_EXERCISE BRIEF_. Could you pull out the lines running from the start of the records through the line that contains "latin-line: Hæc consignata", both ends included, and copy them over unchanged?

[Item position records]
________
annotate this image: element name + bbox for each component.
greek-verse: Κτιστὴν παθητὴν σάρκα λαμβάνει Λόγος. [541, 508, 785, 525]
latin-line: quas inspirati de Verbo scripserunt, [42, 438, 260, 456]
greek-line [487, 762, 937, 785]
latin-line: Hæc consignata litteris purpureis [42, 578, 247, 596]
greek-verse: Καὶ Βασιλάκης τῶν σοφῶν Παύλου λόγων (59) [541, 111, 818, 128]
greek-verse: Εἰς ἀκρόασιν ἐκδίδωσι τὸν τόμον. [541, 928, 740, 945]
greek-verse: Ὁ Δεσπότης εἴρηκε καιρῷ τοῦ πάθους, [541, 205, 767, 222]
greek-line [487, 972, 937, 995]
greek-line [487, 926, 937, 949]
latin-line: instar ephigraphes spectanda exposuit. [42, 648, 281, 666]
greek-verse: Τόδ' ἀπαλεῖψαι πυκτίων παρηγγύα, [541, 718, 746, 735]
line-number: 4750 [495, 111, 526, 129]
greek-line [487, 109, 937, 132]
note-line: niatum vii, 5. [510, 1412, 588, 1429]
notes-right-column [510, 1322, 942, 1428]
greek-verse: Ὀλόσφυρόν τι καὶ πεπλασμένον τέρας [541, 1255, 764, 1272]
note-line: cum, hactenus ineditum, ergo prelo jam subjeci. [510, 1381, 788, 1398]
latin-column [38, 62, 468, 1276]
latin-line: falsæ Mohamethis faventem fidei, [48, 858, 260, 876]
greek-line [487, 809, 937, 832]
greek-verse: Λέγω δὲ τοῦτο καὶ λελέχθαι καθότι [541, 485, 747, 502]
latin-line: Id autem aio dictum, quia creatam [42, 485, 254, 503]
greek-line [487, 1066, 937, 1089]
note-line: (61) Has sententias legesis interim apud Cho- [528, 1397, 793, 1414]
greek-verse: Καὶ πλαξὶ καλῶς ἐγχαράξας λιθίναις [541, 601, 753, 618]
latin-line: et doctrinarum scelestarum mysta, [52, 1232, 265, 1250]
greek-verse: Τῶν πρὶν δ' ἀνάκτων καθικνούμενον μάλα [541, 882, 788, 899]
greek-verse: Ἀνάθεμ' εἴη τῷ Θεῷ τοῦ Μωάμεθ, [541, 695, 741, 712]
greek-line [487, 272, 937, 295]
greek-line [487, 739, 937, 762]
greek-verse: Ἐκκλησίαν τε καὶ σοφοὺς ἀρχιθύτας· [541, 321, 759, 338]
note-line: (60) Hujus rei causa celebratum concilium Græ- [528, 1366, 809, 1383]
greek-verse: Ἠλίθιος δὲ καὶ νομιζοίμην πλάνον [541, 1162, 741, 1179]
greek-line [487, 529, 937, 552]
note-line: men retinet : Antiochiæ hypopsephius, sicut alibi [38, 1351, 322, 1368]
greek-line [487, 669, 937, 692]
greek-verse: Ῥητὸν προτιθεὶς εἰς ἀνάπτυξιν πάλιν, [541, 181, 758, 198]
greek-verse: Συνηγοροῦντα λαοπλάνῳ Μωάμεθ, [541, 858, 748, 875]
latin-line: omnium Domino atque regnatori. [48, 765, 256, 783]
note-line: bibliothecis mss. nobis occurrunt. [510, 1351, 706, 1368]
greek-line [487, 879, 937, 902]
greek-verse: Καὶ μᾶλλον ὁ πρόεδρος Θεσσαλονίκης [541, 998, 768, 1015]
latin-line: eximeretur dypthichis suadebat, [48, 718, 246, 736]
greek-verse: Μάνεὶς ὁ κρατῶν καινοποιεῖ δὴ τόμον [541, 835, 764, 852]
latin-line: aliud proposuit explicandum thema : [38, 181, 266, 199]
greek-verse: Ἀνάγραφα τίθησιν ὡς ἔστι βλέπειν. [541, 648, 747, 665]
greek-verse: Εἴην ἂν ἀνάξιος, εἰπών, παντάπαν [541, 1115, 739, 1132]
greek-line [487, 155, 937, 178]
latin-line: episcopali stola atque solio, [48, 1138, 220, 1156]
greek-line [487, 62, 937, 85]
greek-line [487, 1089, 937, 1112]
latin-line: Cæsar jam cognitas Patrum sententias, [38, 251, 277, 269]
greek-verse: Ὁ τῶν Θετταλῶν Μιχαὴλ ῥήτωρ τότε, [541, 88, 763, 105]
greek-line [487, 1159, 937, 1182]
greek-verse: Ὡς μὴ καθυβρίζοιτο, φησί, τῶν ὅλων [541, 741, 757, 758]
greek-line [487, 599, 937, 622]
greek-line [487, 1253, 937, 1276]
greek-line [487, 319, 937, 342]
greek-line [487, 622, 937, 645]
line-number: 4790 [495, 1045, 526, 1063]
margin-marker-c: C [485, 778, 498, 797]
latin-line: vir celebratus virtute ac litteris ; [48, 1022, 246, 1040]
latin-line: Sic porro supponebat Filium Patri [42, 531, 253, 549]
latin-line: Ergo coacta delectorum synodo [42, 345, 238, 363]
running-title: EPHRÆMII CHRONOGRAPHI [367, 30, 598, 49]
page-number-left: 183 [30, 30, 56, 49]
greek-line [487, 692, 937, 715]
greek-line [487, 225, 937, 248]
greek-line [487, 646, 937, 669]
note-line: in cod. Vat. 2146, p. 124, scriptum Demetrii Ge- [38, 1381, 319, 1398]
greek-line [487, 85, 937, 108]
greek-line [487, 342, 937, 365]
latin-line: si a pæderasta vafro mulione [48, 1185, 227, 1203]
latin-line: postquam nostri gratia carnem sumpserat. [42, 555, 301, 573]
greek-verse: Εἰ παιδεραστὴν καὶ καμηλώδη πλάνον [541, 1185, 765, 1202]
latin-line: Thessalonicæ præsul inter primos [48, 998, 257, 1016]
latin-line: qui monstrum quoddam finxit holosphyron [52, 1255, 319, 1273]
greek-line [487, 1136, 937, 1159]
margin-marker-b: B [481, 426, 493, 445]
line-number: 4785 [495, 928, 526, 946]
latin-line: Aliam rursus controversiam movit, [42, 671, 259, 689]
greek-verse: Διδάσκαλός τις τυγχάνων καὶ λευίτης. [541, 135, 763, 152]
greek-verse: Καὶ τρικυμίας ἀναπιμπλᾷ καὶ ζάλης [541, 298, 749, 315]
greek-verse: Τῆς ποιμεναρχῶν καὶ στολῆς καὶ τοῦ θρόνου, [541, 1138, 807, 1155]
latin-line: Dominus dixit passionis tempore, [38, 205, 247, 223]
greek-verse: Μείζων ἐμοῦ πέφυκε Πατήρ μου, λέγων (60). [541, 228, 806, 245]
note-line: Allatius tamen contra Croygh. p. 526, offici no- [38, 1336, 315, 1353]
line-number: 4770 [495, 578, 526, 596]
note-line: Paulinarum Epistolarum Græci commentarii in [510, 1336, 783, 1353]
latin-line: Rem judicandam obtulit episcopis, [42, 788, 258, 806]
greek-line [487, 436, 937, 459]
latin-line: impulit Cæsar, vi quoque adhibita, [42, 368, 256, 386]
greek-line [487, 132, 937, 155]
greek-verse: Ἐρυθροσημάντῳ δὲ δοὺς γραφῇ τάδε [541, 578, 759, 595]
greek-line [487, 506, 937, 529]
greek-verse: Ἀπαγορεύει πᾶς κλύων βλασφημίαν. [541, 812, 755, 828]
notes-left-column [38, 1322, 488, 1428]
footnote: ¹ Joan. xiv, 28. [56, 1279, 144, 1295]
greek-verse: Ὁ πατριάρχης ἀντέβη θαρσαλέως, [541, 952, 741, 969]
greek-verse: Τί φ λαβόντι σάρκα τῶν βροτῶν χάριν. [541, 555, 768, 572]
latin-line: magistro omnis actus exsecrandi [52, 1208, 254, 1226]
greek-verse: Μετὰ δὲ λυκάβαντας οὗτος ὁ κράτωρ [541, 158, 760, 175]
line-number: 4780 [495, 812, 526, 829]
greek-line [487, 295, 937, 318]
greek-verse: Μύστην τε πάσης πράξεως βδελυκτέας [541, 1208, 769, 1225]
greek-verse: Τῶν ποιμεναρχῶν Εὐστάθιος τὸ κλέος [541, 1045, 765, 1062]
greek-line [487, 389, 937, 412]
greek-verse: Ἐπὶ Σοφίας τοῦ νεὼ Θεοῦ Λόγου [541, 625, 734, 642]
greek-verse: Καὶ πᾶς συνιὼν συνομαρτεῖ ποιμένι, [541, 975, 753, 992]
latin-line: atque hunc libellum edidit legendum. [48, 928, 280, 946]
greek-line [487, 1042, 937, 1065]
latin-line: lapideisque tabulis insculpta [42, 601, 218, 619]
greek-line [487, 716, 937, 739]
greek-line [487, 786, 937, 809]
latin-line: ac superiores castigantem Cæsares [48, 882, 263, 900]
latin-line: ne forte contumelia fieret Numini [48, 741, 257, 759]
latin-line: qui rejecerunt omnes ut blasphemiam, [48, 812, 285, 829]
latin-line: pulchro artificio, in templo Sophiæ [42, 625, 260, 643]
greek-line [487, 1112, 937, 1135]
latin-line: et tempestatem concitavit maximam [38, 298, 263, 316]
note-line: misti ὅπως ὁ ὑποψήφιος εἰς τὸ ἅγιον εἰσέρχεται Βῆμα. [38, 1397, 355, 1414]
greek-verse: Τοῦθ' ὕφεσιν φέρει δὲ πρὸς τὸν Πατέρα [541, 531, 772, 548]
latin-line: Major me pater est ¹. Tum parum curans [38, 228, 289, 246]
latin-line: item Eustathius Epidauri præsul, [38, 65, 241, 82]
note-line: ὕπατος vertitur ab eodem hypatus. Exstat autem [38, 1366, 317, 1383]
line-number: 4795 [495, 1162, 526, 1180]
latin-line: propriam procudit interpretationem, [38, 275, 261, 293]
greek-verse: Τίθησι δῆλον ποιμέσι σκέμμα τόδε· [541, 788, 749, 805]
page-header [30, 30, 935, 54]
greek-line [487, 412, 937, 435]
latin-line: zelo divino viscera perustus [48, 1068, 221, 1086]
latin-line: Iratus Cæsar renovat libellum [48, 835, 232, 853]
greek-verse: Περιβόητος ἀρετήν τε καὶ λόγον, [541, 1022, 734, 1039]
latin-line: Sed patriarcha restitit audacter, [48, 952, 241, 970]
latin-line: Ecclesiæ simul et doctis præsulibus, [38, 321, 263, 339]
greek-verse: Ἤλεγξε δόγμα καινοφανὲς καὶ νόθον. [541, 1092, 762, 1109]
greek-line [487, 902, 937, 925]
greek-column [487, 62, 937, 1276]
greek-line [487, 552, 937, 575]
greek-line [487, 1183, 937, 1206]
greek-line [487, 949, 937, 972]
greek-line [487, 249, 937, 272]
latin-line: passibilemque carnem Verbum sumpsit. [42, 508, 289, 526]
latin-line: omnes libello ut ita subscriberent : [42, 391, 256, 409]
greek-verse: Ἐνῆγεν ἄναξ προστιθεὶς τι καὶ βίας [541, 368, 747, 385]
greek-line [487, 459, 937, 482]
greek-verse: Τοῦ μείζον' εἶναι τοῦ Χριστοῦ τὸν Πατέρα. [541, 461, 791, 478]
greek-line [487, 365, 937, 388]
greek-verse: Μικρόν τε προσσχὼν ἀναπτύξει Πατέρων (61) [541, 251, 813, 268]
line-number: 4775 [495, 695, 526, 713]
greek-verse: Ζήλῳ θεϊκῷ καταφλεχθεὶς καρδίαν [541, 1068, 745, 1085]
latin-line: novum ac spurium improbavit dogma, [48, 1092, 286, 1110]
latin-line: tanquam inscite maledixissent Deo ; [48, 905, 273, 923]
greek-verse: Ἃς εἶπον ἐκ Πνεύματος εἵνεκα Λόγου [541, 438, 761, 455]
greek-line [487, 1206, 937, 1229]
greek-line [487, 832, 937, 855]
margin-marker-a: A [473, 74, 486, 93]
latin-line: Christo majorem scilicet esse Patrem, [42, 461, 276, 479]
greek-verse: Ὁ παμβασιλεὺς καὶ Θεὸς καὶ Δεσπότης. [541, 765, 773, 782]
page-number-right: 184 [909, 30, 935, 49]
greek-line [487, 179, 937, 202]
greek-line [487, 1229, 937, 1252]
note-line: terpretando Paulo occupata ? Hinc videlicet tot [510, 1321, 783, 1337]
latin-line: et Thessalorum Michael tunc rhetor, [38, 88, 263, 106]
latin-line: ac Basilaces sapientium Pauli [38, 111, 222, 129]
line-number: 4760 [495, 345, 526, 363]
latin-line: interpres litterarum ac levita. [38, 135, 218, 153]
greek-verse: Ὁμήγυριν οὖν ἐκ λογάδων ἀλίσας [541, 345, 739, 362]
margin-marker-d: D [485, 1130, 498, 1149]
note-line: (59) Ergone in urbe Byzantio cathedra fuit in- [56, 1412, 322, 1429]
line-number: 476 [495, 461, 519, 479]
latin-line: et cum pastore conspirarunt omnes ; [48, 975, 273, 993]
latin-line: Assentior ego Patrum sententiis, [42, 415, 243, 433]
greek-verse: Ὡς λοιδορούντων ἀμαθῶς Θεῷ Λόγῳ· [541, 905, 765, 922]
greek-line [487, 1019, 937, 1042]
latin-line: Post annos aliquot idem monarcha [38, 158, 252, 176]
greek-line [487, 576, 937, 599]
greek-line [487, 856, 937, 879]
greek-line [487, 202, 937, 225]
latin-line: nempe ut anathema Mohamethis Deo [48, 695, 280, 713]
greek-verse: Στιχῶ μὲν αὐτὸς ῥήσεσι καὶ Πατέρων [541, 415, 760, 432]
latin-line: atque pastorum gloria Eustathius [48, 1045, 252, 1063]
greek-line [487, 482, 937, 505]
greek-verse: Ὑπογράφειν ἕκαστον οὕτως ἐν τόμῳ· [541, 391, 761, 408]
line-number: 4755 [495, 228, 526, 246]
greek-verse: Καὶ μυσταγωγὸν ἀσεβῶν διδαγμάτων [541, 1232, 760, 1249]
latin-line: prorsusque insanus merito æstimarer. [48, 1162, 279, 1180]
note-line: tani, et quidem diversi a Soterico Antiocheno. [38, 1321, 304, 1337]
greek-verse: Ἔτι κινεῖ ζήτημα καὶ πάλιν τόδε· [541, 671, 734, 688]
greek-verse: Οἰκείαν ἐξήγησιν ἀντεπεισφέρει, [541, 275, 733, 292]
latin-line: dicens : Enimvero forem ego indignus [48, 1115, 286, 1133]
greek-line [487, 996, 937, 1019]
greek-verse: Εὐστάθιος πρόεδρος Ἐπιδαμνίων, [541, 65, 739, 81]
________
_EXPECTED ANSWER_.
annotate this image: element name + bbox for each component.
greek-verse: Κτιστὴν παθητὴν σάρκα λαμβάνει Λόγος. [541, 508, 785, 525]
latin-line: quas inspirati de Verbo scripserunt, [42, 438, 260, 456]
greek-line [487, 762, 937, 785]
latin-line: Hæc consignata litteris purpureis [42, 578, 247, 596]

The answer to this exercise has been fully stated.